▶ [RECORDS PROVIDED]:
┄┄┄┄┄┄
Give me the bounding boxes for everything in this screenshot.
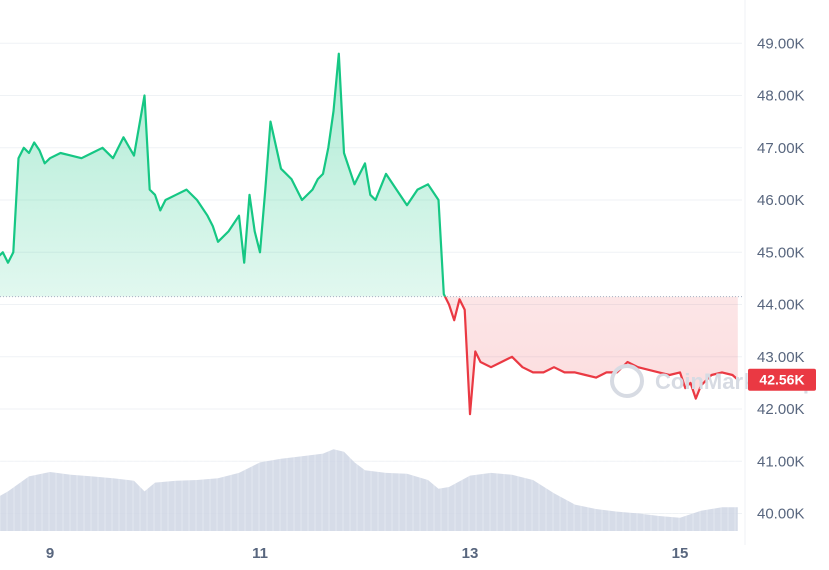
x-tick-label: 13 — [462, 545, 479, 562]
y-tick-label: 40.00K — [757, 506, 805, 523]
y-tick-label: 41.00K — [757, 453, 805, 470]
price-lines — [0, 52, 739, 416]
y-tick-label: 48.00K — [757, 88, 805, 105]
y-tick-label: 43.00K — [757, 349, 805, 366]
x-tick-label: 11 — [252, 545, 268, 562]
price-areas — [0, 53, 738, 415]
current-price-box — [748, 368, 816, 391]
current-price-label: 42.56K — [759, 372, 804, 388]
y-tick-label: 45.00K — [757, 244, 805, 261]
price-line-down — [443, 296, 739, 416]
y-axis-ticks: 40.00K 41.00K 42.00K 43.00K 44.00K 45.00K 46.0… — [757, 35, 805, 522]
current-price-badge: 42.56K — [748, 368, 816, 391]
volume-area — [0, 449, 738, 531]
y-tick-label: 46.00K — [757, 192, 805, 209]
y-tick-label: 44.00K — [757, 297, 805, 314]
volume-bars — [0, 440, 738, 531]
price-line-up — [0, 52, 447, 297]
x-axis-ticks: 9 11 13 15 — [46, 545, 689, 562]
area-below-reference — [0, 296, 738, 415]
y-tick-label: 49.00K — [757, 35, 805, 52]
coinmarketcap-logo-icon — [610, 364, 644, 398]
x-tick-label: 9 — [46, 545, 54, 562]
y-tick-label: 47.00K — [757, 140, 805, 157]
y-tick-label: 42.00K — [757, 401, 805, 418]
x-tick-label: 15 — [672, 545, 689, 562]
┄┄┄┄┄┄
▶ [DIRECTIONS FOR THIS TASK]: In the listing above, rename every "y-tick-label" to "y-axis-label" and leave everything else unchanged. Leave the picture out of your answer.

▶ [CORRECT ANSWER]:
Give me the bounding boxes for everything in this screenshot.
x-tick-label: 13 — [462, 545, 479, 562]
y-axis-label: 40.00K — [757, 506, 805, 523]
y-axis-label: 41.00K — [757, 453, 805, 470]
price-lines — [0, 52, 739, 416]
y-axis-label: 48.00K — [757, 88, 805, 105]
y-axis-label: 43.00K — [757, 349, 805, 366]
x-tick-label: 11 — [252, 545, 268, 562]
price-areas — [0, 53, 738, 415]
current-price-box — [748, 368, 816, 391]
current-price-label: 42.56K — [759, 372, 804, 388]
y-axis-label: 45.00K — [757, 244, 805, 261]
price-line-down — [443, 296, 739, 416]
y-axis-ticks: 40.00K 41.00K 42.00K 43.00K 44.00K 45.00K 46.0… — [757, 35, 805, 522]
current-price-badge: 42.56K — [748, 368, 816, 391]
volume-area — [0, 449, 738, 531]
y-axis-label: 46.00K — [757, 192, 805, 209]
y-axis-label: 44.00K — [757, 297, 805, 314]
volume-bars — [0, 440, 738, 531]
price-line-up — [0, 52, 447, 297]
x-axis-ticks: 9 11 13 15 — [46, 545, 689, 562]
area-below-reference — [0, 296, 738, 415]
y-axis-label: 49.00K — [757, 35, 805, 52]
coinmarketcap-logo-icon — [610, 364, 644, 398]
x-tick-label: 9 — [46, 545, 54, 562]
y-axis-label: 47.00K — [757, 140, 805, 157]
y-axis-label: 42.00K — [757, 401, 805, 418]
x-tick-label: 15 — [672, 545, 689, 562]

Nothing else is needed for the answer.